Dans cette troisième et avant-dernière partie, nous allons suivre l‘ultime entreprise de Monsieur François Antoine, envoyé personnel du roi, pour débarrasser définitivement le pays de sa Bête, avant d’aller jusqu’au grand dénouement de cette terrible histoire (dont l’analyse et la mémoire sera l’objet de la quatrième et dernière partie de l’article). Bonne lecture !
Quand la bête du Gévaudan devient affaire d’État
30 mai 1765, dans le cabinet du Roi. Il avait déjà bien des soucis, le Roy, avec sa popularité qui s’effondre, ses difficultés financières, et même son fils rongé par la tuberculose. Et voilà qu’une Bête mystérieuse et réputée invulnérable, dévore les habitants d’une de ses lointaines provinces… !
Selon le bilan tout juste établi par M. de Saint-Priest (l’intendant du Languedoc, qui se fait transmettre toutes ces informations par son subdélégué du Gévaudan) : déjà 122 attaques, 66 morts et 40 blessés. À travers tout le Royaume (et même hors de ses frontières), on jase, on ironise sur l’incapacité du pouvoir à débarrasser le Gévaudan de sa Bête féroce. La situation n’est plus tenable, et est devenue affaire d’État.
À cette réunion du cabinet du Roi, en plus des ministres, est également présent un homme de soixante-dix ans, calme et courtois, du nom de François Antoine : le porte-arquebuse et lieutenant des chasses de sa Majesté Louis XV, de même qu’un compagnon proche de ce dernier. Le Roi décide de l’envoyer dans le Gévaudan afin qu’il chasse et tue en son nom cette maudite Bête. Si l’intention initiale était de mettre un terme à la mission de d’Enneval, on décide de sursoir à cette mesure, mais on programme le départ du porte-arquebuse du roi pour le 08 juin, avec les pleins pouvoirs.
Après trois mois de chasses infructueuses, il est en effet en difficulté, le sieur d’Enneval. Par son comportement autoritaire (et parfois à la limite de l’insolence), il a réussi à se mettre à dos toutes les autorités locales, à commencer par le comte de Morangiès (un nom qui doit vous évoquer quelque chose, si vous avez déjà eu l’occasion de visionner le Pacte des Loups !). Jean-François-Charles de Molette de Morangiès, héritier de l’une des plus anciennes familles du Languedoc, rêve en effet depuis le début de se voir confier la tête des chasses. Le comte de Saint-Alban (une ville importante du centre de la la Margeride, proche de celle du Malzieu) n’en finit plus d’envoyer à Lafont des courriers incendiaires contre les d’Enneval. Le Gévaudan de 1765 fleure bon les intrigues et les hypocrisies diverses.

## Lignes fournies
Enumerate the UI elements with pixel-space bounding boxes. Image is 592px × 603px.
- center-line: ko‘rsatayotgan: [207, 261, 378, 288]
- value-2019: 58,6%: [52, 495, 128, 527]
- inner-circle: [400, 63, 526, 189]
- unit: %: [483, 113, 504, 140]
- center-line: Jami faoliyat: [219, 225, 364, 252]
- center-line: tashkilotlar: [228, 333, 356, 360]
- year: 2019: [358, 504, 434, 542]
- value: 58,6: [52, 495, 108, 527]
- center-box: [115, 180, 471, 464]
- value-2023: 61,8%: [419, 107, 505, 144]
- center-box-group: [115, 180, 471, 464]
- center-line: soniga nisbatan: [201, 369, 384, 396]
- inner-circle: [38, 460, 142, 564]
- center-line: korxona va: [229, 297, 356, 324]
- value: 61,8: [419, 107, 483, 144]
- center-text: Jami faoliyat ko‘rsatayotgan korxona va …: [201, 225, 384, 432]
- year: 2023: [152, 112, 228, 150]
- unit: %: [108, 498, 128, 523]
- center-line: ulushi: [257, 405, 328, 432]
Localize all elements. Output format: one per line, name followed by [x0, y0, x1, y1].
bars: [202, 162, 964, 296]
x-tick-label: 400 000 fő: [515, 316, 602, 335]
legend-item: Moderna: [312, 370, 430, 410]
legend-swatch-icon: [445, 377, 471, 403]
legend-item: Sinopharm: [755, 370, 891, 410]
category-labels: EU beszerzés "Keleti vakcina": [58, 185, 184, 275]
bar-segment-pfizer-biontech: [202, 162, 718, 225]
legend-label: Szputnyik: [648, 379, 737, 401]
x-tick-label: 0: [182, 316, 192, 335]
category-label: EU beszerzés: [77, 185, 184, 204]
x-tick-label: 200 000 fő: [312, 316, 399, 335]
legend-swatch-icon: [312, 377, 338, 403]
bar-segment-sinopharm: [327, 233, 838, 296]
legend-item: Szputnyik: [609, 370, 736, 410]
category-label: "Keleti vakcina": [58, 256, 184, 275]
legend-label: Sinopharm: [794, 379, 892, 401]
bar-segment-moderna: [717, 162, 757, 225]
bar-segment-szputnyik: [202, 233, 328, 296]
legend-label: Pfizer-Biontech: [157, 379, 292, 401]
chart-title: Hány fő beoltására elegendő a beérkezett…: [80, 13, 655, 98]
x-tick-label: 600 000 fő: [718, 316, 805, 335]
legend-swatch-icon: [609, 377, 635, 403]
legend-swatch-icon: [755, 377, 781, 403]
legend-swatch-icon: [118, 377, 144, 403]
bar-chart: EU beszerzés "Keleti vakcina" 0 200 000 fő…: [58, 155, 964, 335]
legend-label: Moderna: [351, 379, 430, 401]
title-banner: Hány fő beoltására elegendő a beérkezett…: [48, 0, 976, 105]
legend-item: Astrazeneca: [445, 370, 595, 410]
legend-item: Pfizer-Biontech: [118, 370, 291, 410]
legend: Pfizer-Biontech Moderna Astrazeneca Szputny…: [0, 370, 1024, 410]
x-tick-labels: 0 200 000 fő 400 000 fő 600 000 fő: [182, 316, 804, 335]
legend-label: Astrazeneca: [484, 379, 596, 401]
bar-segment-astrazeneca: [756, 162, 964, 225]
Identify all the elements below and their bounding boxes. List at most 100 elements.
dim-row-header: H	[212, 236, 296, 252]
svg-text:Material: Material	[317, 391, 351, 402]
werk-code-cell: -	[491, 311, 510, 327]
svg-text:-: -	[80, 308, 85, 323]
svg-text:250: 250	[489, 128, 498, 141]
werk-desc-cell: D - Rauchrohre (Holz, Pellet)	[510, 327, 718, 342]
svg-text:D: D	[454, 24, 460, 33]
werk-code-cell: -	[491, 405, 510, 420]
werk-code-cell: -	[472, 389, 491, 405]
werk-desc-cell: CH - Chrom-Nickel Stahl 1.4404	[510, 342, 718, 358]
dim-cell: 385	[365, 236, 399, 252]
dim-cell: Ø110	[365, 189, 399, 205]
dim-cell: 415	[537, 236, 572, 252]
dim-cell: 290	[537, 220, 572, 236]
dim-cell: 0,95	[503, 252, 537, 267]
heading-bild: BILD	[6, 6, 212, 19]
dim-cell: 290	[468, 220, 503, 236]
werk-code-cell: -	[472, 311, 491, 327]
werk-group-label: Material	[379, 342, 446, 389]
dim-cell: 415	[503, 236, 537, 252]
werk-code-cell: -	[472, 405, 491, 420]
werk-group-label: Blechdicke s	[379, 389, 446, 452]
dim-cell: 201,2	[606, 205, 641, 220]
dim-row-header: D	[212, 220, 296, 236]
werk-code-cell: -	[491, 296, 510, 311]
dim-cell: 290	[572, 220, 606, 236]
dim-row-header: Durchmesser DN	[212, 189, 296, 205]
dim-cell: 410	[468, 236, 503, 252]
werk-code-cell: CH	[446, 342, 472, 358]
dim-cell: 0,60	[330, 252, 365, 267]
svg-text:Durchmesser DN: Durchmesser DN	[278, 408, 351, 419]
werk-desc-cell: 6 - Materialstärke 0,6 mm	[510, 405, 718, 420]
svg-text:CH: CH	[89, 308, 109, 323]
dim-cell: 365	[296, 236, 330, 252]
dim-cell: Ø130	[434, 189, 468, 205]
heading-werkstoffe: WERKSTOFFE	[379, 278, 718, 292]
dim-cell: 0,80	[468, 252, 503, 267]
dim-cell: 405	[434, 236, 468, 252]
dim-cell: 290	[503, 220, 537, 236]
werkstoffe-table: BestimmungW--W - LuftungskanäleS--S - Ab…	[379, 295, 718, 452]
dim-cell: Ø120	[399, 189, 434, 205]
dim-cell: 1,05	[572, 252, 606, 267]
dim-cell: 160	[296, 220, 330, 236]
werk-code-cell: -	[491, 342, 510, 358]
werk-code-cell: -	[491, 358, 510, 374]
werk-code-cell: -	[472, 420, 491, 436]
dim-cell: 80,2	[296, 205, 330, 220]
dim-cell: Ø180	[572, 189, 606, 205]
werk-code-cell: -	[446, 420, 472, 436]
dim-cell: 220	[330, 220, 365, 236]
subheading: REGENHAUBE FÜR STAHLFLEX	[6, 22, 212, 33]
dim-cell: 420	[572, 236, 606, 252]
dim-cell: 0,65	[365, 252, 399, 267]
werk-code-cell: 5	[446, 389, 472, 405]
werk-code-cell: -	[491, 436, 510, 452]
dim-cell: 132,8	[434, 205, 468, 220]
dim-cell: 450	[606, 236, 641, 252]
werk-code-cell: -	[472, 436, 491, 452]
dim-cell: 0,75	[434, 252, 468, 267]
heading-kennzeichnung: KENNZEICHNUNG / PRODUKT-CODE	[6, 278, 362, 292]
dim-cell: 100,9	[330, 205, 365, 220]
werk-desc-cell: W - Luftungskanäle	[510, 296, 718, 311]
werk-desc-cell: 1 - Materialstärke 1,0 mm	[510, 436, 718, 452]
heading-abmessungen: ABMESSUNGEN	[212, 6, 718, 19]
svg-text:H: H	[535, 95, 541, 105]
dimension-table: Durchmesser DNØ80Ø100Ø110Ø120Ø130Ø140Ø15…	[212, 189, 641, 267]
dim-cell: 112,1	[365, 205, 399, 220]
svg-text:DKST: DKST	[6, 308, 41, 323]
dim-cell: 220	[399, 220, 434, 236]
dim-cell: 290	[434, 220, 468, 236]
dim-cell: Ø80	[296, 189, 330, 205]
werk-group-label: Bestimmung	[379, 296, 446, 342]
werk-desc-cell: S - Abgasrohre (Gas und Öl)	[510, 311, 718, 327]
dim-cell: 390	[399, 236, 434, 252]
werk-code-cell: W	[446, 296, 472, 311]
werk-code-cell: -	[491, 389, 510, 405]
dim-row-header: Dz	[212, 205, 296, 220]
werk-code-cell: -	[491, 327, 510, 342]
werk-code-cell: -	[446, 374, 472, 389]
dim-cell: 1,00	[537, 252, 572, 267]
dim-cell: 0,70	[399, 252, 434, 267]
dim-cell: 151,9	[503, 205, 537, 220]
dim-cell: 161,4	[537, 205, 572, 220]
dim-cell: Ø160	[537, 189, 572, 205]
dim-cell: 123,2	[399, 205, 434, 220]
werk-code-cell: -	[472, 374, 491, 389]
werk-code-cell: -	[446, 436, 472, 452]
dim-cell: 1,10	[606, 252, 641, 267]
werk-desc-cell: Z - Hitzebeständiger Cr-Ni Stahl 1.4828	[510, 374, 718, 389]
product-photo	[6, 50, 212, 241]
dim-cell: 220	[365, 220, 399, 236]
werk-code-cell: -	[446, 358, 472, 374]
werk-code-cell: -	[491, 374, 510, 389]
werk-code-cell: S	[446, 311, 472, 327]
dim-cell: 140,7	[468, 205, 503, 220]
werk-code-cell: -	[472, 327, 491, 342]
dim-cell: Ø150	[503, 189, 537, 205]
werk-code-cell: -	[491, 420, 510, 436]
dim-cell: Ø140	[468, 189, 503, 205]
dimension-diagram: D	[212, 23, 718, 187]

## Exercices
- a) Dans le texte sur la bête du Gévaudan, remplacez « Bête » par « créature » et réécrivez le passage qui s'ouvre sur les mots contenant « Dans cette troisième » et se ferme sur « Bonne lecture ! ».
- b) D'après le texte sur la bête du Gévaudan, combien de morts compte le bilan établi par M. de Saint-Priest ?
- c) Prolongez le récit sur la bête du Gévaudan à partir de l'endroit où il s'arrête.
Les lignes n'ont aucun rôle à jouer ici.

## Réponses aux exercices
- a)
Dans cette troisième et avant-dernière partie, nous allons suivre l‘ultime entreprise de Monsieur François Antoine, envoyé personnel du roi, pour débarrasser définitivement le pays de sa créature, avant d’aller jusqu’au grand dénouement de cette terrible histoire (dont l’analyse et la mémoire sera l’objet de la quatrième et dernière partie de l’article). Bonne lecture !

- b) 66 morts.

- c)
C’est un magnifique château de style Renaissance aux influences italiennes, célèbres pour ses magnifiques décorations extérieures en grès rose. La cuisine du château (devant la cheminée de laquelle durent se tenir bien des discussions historiques intéressantes !) est aujourd’hui occupée par les locaux de l’office de Tourisme, qui y a une antenne.
Mais après cette petite disgression touristique, revenons si vous le voulez bien dans le Gévaudan de 1765 ! Pour le Roi, il s’agit avant tout de clôturer cette affaire, qui prend toujours davantage de proportions, et qui fait les choux gras de la presse nationale et étrangère. Et pour les populations, le calvaire continue…
En ce début de juin 1765, la Bête continue en effet de sévir dans la région des Trois-Monts. Mais elle est serrée de près par d’Enneval, qui lui mène avec ses hommes et ses chiens une chasse acharnée, au jour le jour. À plusieurs reprises, toujours dans les régions est et sud du mont Mouchet, elle est poursuivie à travers champs, au milieu des paysans, mais finit toujours par se volatiliser dans les épaisses forêts du mont Mouchet et de la Ténazeyre, où les chiens perdent systématiquement sa trace. d’Enneval se voit d’ailleurs confirmé par les locaux qu’il s’agit bien des bois les plus escarpés, les plus inaccessibles de la région. Des bois où Pierre et Antoine Chastel sont gardes-chasses et dans lesquels vivrait le fils Chastel, à la réputation encore plus mauvaise que son père. d’Enneval interrogerait les paysans sur cette famille qui se voit liée par un faisceau d’indices troublant aux ravages de la Bête. [Pic, 1968 ; Louis, 1992]




Pendant ce temps, François Antoine est arrivé à Saint-Flour, accompagné de son fils cadet (Antoine de Beauterne), mais également de quatorze gardes-chasses et de trois valets (un de la Maison du Roi, ainsi qu’un valet de chien et un de limier) accompagnés de quatre chiens de la louveterie royale. L’espoir suscité par son arrivée est immense.
Il faut imaginer ce que peut représenter cette petite armada pour les populations paysannes de l’époque : ces gardes montés sur des chevaux (du pays), avec leurs beaux uniformes mais aussi leurs titres si prestigieux, et surtout l’arrivée à leur secours du lieutenant personnel du Roi – un homme qui côtoie quotidiennement sa Majesté Louis XV ! Mais il faut également bien comprendre ce que signifie cette présence : avec l’envoi de François Antoine et de l’équipage royal dans le Gévaudan, le roi s’est engagé personnellement. Et dans l’esprit monarchiste, l’envoyé du roi ne peut pas échouer.
Et ainsi « la Gazette de France cessera[-t-elle] du jour au lendemain de relater les exploits de la Bête ; désormais, il n’en saurait en être question que pour relater sa mort, qui serait alors inéluctable » (Louis, pp. 101-103.).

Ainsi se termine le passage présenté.